### GIVEN PROBLEM:
Write out every entry exactly as given, but omit the pictures.

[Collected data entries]
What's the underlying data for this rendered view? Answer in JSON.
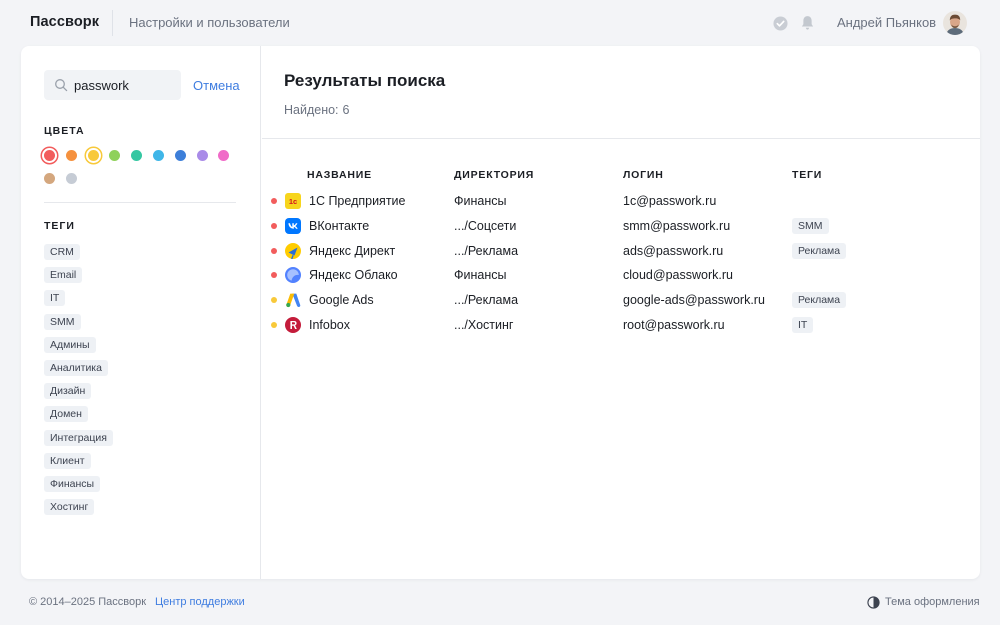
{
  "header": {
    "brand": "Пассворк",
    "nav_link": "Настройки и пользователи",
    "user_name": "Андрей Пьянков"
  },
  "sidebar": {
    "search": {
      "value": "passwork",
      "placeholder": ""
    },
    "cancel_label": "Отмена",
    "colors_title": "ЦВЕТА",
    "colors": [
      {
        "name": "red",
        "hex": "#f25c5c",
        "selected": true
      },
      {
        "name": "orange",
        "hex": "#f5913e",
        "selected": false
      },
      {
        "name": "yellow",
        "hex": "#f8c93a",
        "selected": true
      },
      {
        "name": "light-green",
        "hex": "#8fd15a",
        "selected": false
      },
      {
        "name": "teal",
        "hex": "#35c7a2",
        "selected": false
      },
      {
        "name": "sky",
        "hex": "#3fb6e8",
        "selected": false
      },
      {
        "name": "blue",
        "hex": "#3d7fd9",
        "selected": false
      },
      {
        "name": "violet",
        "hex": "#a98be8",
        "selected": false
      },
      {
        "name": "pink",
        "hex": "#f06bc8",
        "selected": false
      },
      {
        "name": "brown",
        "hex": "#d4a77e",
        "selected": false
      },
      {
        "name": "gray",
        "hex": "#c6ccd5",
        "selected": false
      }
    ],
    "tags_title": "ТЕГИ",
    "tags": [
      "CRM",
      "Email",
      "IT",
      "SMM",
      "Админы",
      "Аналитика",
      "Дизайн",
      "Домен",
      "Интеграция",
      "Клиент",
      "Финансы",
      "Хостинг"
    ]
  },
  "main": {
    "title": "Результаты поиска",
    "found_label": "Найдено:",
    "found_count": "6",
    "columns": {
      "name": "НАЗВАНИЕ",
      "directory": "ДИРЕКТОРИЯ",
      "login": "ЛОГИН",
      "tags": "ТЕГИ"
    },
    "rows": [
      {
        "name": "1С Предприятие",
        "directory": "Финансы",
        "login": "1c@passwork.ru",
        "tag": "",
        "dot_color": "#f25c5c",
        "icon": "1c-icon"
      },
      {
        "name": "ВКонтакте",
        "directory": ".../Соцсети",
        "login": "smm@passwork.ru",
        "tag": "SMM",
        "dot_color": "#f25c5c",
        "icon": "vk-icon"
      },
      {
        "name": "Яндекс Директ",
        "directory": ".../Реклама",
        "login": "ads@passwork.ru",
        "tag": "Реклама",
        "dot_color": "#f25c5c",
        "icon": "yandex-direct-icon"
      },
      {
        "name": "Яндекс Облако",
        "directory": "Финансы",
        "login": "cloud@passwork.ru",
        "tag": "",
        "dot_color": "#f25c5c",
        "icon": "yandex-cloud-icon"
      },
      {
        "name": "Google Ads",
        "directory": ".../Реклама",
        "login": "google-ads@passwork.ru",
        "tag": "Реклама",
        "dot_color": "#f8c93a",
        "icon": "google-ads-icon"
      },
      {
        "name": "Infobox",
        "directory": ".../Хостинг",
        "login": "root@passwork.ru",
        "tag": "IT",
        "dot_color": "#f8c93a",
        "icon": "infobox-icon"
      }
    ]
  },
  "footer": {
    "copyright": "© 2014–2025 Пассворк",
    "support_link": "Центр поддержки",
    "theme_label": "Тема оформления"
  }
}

### REPLY TO THE EXERCISE:
What's the underlying data for this rendered view? Answer in JSON.
{
  "header": {
    "brand": "Пассворк",
    "nav_link": "Настройки и пользователи",
    "user_name": "Андрей Пьянков"
  },
  "sidebar": {
    "search": {
      "value": "passwork",
      "placeholder": ""
    },
    "cancel_label": "Отмена",
    "colors_title": "ЦВЕТА",
    "colors": [
      {
        "name": "red",
        "hex": "#f25c5c",
        "selected": true
      },
      {
        "name": "orange",
        "hex": "#f5913e",
        "selected": false
      },
      {
        "name": "yellow",
        "hex": "#f8c93a",
        "selected": true
      },
      {
        "name": "light-green",
        "hex": "#8fd15a",
        "selected": false
      },
      {
        "name": "teal",
        "hex": "#35c7a2",
        "selected": false
      },
      {
        "name": "sky",
        "hex": "#3fb6e8",
        "selected": false
      },
      {
        "name": "blue",
        "hex": "#3d7fd9",
        "selected": false
      },
      {
        "name": "violet",
        "hex": "#a98be8",
        "selected": false
      },
      {
        "name": "pink",
        "hex": "#f06bc8",
        "selected": false
      },
      {
        "name": "brown",
        "hex": "#d4a77e",
        "selected": false
      },
      {
        "name": "gray",
        "hex": "#c6ccd5",
        "selected": false
      }
    ],
    "tags_title": "ТЕГИ",
    "tags": [
      "CRM",
      "Email",
      "IT",
      "SMM",
      "Админы",
      "Аналитика",
      "Дизайн",
      "Домен",
      "Интеграция",
      "Клиент",
      "Финансы",
      "Хостинг"
    ]
  },
  "main": {
    "title": "Результаты поиска",
    "found_label": "Найдено:",
    "found_count": "6",
    "columns": {
      "name": "НАЗВАНИЕ",
      "directory": "ДИРЕКТОРИЯ",
      "login": "ЛОГИН",
      "tags": "ТЕГИ"
    },
    "rows": [
      {
        "name": "1С Предприятие",
        "directory": "Финансы",
        "login": "1c@passwork.ru",
        "tag": "",
        "dot_color": "#f25c5c",
        "icon": "1c-icon"
      },
      {
        "name": "ВКонтакте",
        "directory": ".../Соцсети",
        "login": "smm@passwork.ru",
        "tag": "SMM",
        "dot_color": "#f25c5c",
        "icon": "vk-icon"
      },
      {
        "name": "Яндекс Директ",
        "directory": ".../Реклама",
        "login": "ads@passwork.ru",
        "tag": "Реклама",
        "dot_color": "#f25c5c",
        "icon": "yandex-direct-icon"
      },
      {
        "name": "Яндекс Облако",
        "directory": "Финансы",
        "login": "cloud@passwork.ru",
        "tag": "",
        "dot_color": "#f25c5c",
        "icon": "yandex-cloud-icon"
      },
      {
        "name": "Google Ads",
        "directory": ".../Реклама",
        "login": "google-ads@passwork.ru",
        "tag": "Реклама",
        "dot_color": "#f8c93a",
        "icon": "google-ads-icon"
      },
      {
        "name": "Infobox",
        "directory": ".../Хостинг",
        "login": "root@passwork.ru",
        "tag": "IT",
        "dot_color": "#f8c93a",
        "icon": "infobox-icon"
      }
    ]
  },
  "footer": {
    "copyright": "© 2014–2025 Пассворк",
    "support_link": "Центр поддержки",
    "theme_label": "Тема оформления"
  }
}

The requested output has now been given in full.